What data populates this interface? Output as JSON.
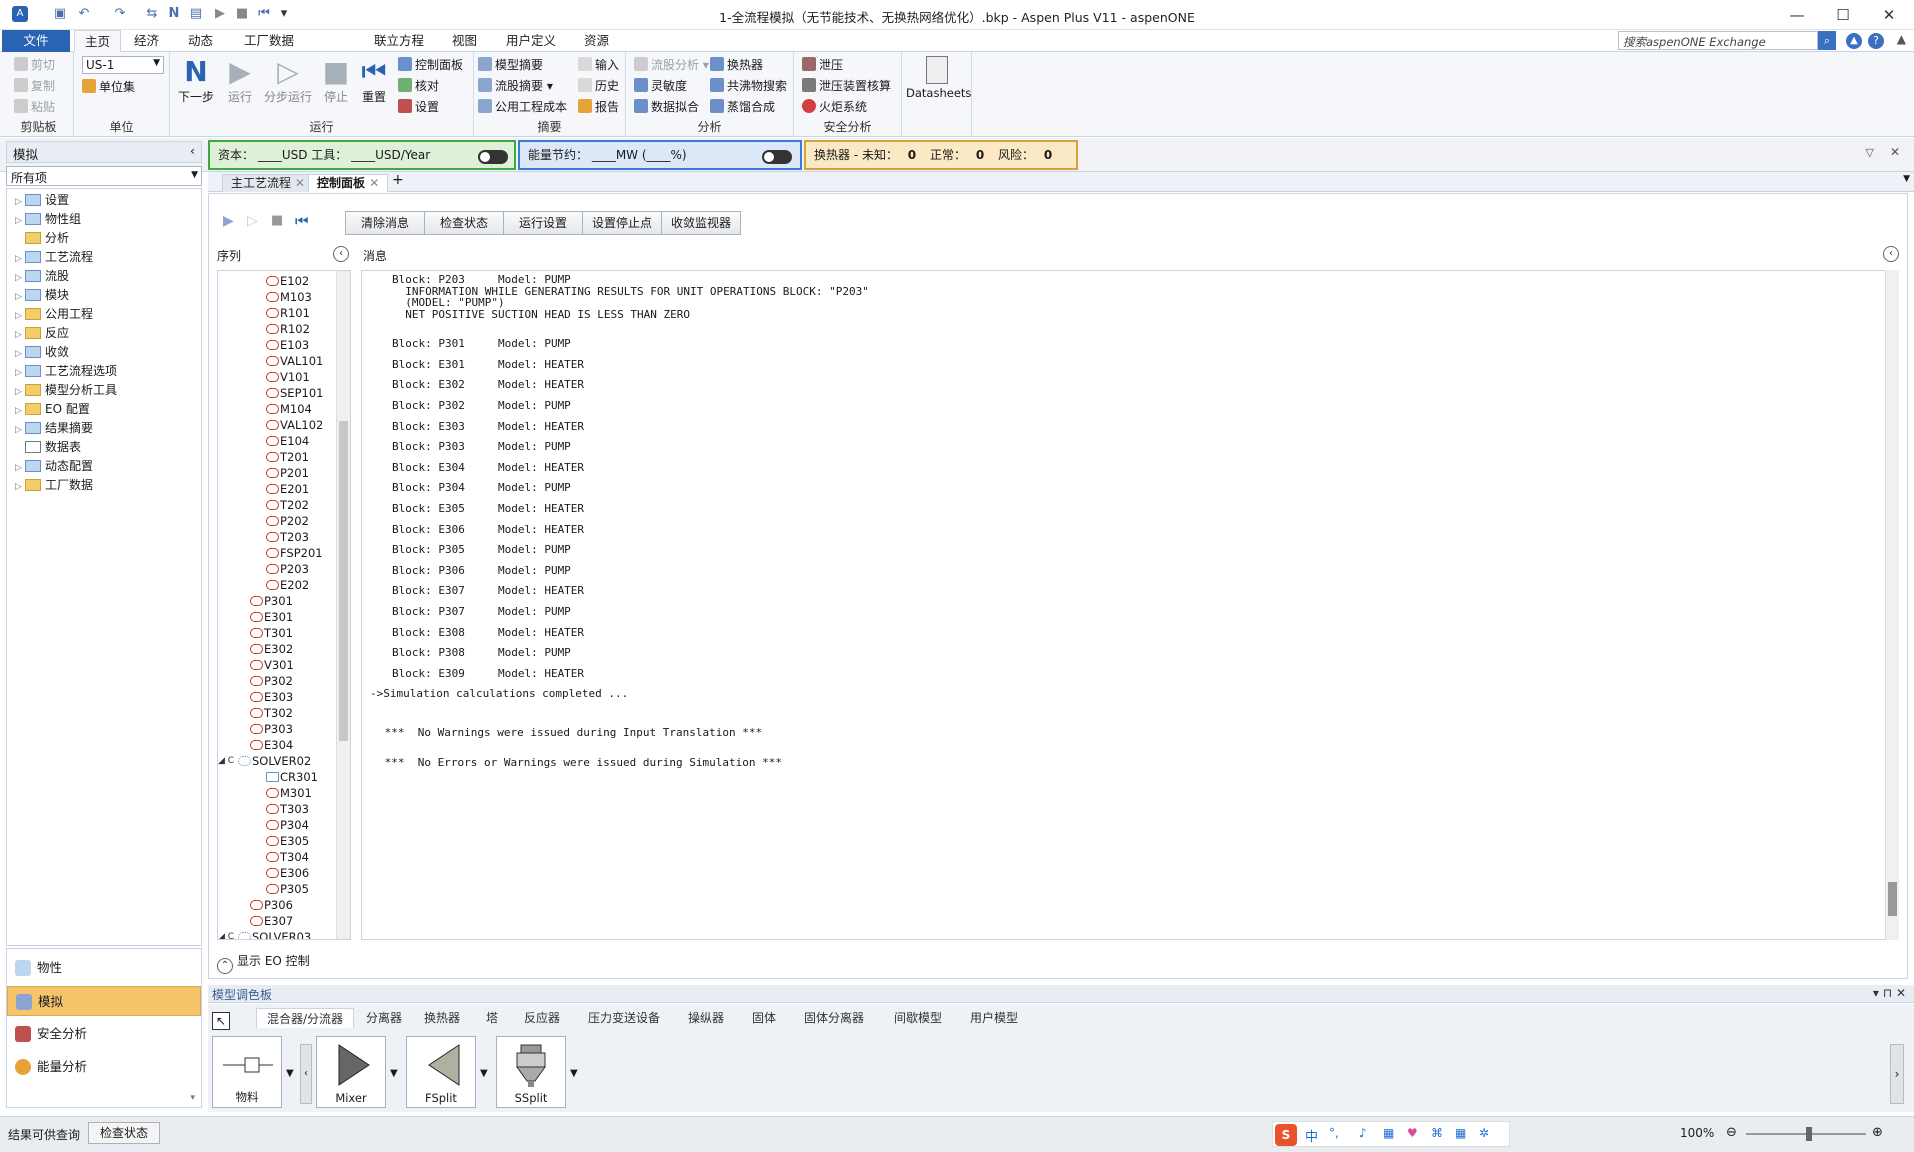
{
  "titlebar": {
    "title": "1-全流程模拟（无节能技术、无换热网络优化）.bkp - Aspen Plus V11 - aspenONE",
    "minimize": "—",
    "maximize": "☐",
    "close": "✕"
  },
  "menu": {
    "tabs": [
      "文件",
      "主页",
      "经济",
      "动态",
      "工厂数据",
      "联立方程",
      "视图",
      "用户定义",
      "资源"
    ],
    "active": "主页",
    "search_placeholder": "搜索aspenONE Exchange"
  },
  "ribbon": {
    "clipboard": {
      "cut": "剪切",
      "copy": "复制",
      "paste": "粘贴",
      "label": "剪贴板"
    },
    "units": {
      "unitset": "US-1",
      "unitset_label": "单位集",
      "label": "单位"
    },
    "run": {
      "next": "下一步",
      "run": "运行",
      "step": "分步运行",
      "stop": "停止",
      "reset": "重置",
      "control_panel": "控制面板",
      "check": "核对",
      "settings": "设置",
      "label": "运行"
    },
    "summary": {
      "model_summary": "模型摘要",
      "stream_summary": "流股摘要",
      "utility_cost": "公用工程成本",
      "input": "输入",
      "history": "历史",
      "report": "报告",
      "label": "摘要"
    },
    "analysis": {
      "stream_analysis": "流股分析",
      "sensitivity": "灵敏度",
      "data_fit": "数据拟合",
      "heat_exchanger": "换热器",
      "azeotrope_search": "共沸物搜索",
      "distillation_synthesis": "蒸馏合成",
      "label": "分析"
    },
    "safety": {
      "relief": "泄压",
      "relief_sizing": "泄压装置核算",
      "flare": "火炬系统",
      "label": "安全分析"
    },
    "datasheets": "Datasheets"
  },
  "status_row": {
    "capital": "资本：  ____USD   工具：  ____USD/Year",
    "energy": "能量节约：  ____MW   (____%)",
    "hx": [
      "换热器 - 未知：",
      "0",
      "正常：",
      "0",
      "风险：",
      "0"
    ]
  },
  "nav": {
    "header": "模拟",
    "filter": "所有项",
    "items": [
      "设置",
      "物性组",
      "分析",
      "工艺流程",
      "流股",
      "模块",
      "公用工程",
      "反应",
      "收敛",
      "工艺流程选项",
      "模型分析工具",
      "EO 配置",
      "结果摘要",
      "数据表",
      "动态配置",
      "工厂数据"
    ],
    "bottom": [
      "物性",
      "模拟",
      "安全分析",
      "能量分析"
    ],
    "bottom_selected": "模拟"
  },
  "doctabs": [
    "主工艺流程",
    "控制面板"
  ],
  "doctab_active": "控制面板",
  "control": {
    "buttons": [
      "清除消息",
      "检查状态",
      "运行设置",
      "设置停止点",
      "收敛监视器"
    ],
    "seq_header": "序列",
    "msg_header": "消息",
    "show_eo": "显示 EO 控制",
    "sequence": [
      {
        "name": "E102",
        "lvl": 2
      },
      {
        "name": "M103",
        "lvl": 2
      },
      {
        "name": "R101",
        "lvl": 2
      },
      {
        "name": "R102",
        "lvl": 2
      },
      {
        "name": "E103",
        "lvl": 2
      },
      {
        "name": "VAL101",
        "lvl": 2
      },
      {
        "name": "V101",
        "lvl": 2
      },
      {
        "name": "SEP101",
        "lvl": 2
      },
      {
        "name": "M104",
        "lvl": 2
      },
      {
        "name": "VAL102",
        "lvl": 2
      },
      {
        "name": "E104",
        "lvl": 2
      },
      {
        "name": "T201",
        "lvl": 2
      },
      {
        "name": "P201",
        "lvl": 2
      },
      {
        "name": "E201",
        "lvl": 2
      },
      {
        "name": "T202",
        "lvl": 2
      },
      {
        "name": "P202",
        "lvl": 2
      },
      {
        "name": "T203",
        "lvl": 2
      },
      {
        "name": "FSP201",
        "lvl": 2
      },
      {
        "name": "P203",
        "lvl": 2
      },
      {
        "name": "E202",
        "lvl": 2
      },
      {
        "name": "P301",
        "lvl": 1
      },
      {
        "name": "E301",
        "lvl": 1
      },
      {
        "name": "T301",
        "lvl": 1
      },
      {
        "name": "E302",
        "lvl": 1
      },
      {
        "name": "V301",
        "lvl": 1
      },
      {
        "name": "P302",
        "lvl": 1
      },
      {
        "name": "E303",
        "lvl": 1
      },
      {
        "name": "T302",
        "lvl": 1
      },
      {
        "name": "P303",
        "lvl": 1
      },
      {
        "name": "E304",
        "lvl": 1
      },
      {
        "name": "SOLVER02",
        "lvl": 0
      },
      {
        "name": "CR301",
        "lvl": 2
      },
      {
        "name": "M301",
        "lvl": 2
      },
      {
        "name": "T303",
        "lvl": 2
      },
      {
        "name": "P304",
        "lvl": 2
      },
      {
        "name": "E305",
        "lvl": 2
      },
      {
        "name": "T304",
        "lvl": 2
      },
      {
        "name": "E306",
        "lvl": 2
      },
      {
        "name": "P305",
        "lvl": 2
      },
      {
        "name": "P306",
        "lvl": 1
      },
      {
        "name": "E307",
        "lvl": 1
      },
      {
        "name": "SOLVER03",
        "lvl": 0
      }
    ],
    "messages": [
      "Block: P203     Model: PUMP",
      "  INFORMATION WHILE GENERATING RESULTS FOR UNIT OPERATIONS BLOCK: \"P203\"",
      "  (MODEL: \"PUMP\")",
      "  NET POSITIVE SUCTION HEAD IS LESS THAN ZERO",
      "",
      "",
      "Block: P301     Model: PUMP",
      "",
      "Block: E301     Model: HEATER",
      "",
      "Block: E302     Model: HEATER",
      "",
      "Block: P302     Model: PUMP",
      "",
      "Block: E303     Model: HEATER",
      "",
      "Block: P303     Model: PUMP",
      "",
      "Block: E304     Model: HEATER",
      "",
      "Block: P304     Model: PUMP",
      "",
      "Block: E305     Model: HEATER",
      "",
      "Block: E306     Model: HEATER",
      "",
      "Block: P305     Model: PUMP",
      "",
      "Block: P306     Model: PUMP",
      "",
      "Block: E307     Model: HEATER",
      "",
      "Block: P307     Model: PUMP",
      "",
      "Block: E308     Model: HEATER",
      "",
      "Block: P308     Model: PUMP",
      "",
      "Block: E309     Model: HEATER",
      "",
      "->Simulation calculations completed ...",
      "",
      "",
      "",
      " ***  No Warnings were issued during Input Translation ***",
      "",
      "",
      " ***  No Errors or Warnings were issued during Simulation ***"
    ]
  },
  "palette": {
    "header": "模型调色板",
    "tabs": [
      "混合器/分流器",
      "分离器",
      "换热器",
      "塔",
      "反应器",
      "压力变送设备",
      "操纵器",
      "固体",
      "固体分离器",
      "间歇模型",
      "用户模型"
    ],
    "active": "混合器/分流器",
    "items": [
      "物料",
      "Mixer",
      "FSplit",
      "SSplit"
    ]
  },
  "statusbar": {
    "left": "结果可供查询",
    "check": "检查状态",
    "zoom": "100%",
    "ime": [
      "中",
      "°,",
      "♪",
      "▦",
      "♥",
      "⌘",
      "▦",
      "✲"
    ]
  },
  "colors": {
    "accent": "#2b63b4",
    "selected": "#f6c56b",
    "capital_border": "#3fa83f",
    "energy_border": "#3b7ad6",
    "hx_border": "#d4a23a"
  }
}
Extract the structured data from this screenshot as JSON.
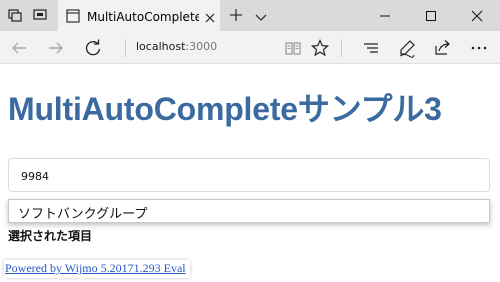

::::

Problem statement: Scan the listing above. Gather each line that contains the word "HEATER".

Exercise result:
      "Block: E301     Model: HEATER",
      "Block: E302     Model: HEATER",
      "Block: E303     Model: HEATER",
      "Block: E304     Model: HEATER",
      "Block: E305     Model: HEATER",
      "Block: E306     Model: HEATER",
      "Block: E307     Model: HEATER",
      "Block: E308     Model: HEATER",
      "Block: E309     Model: HEATER",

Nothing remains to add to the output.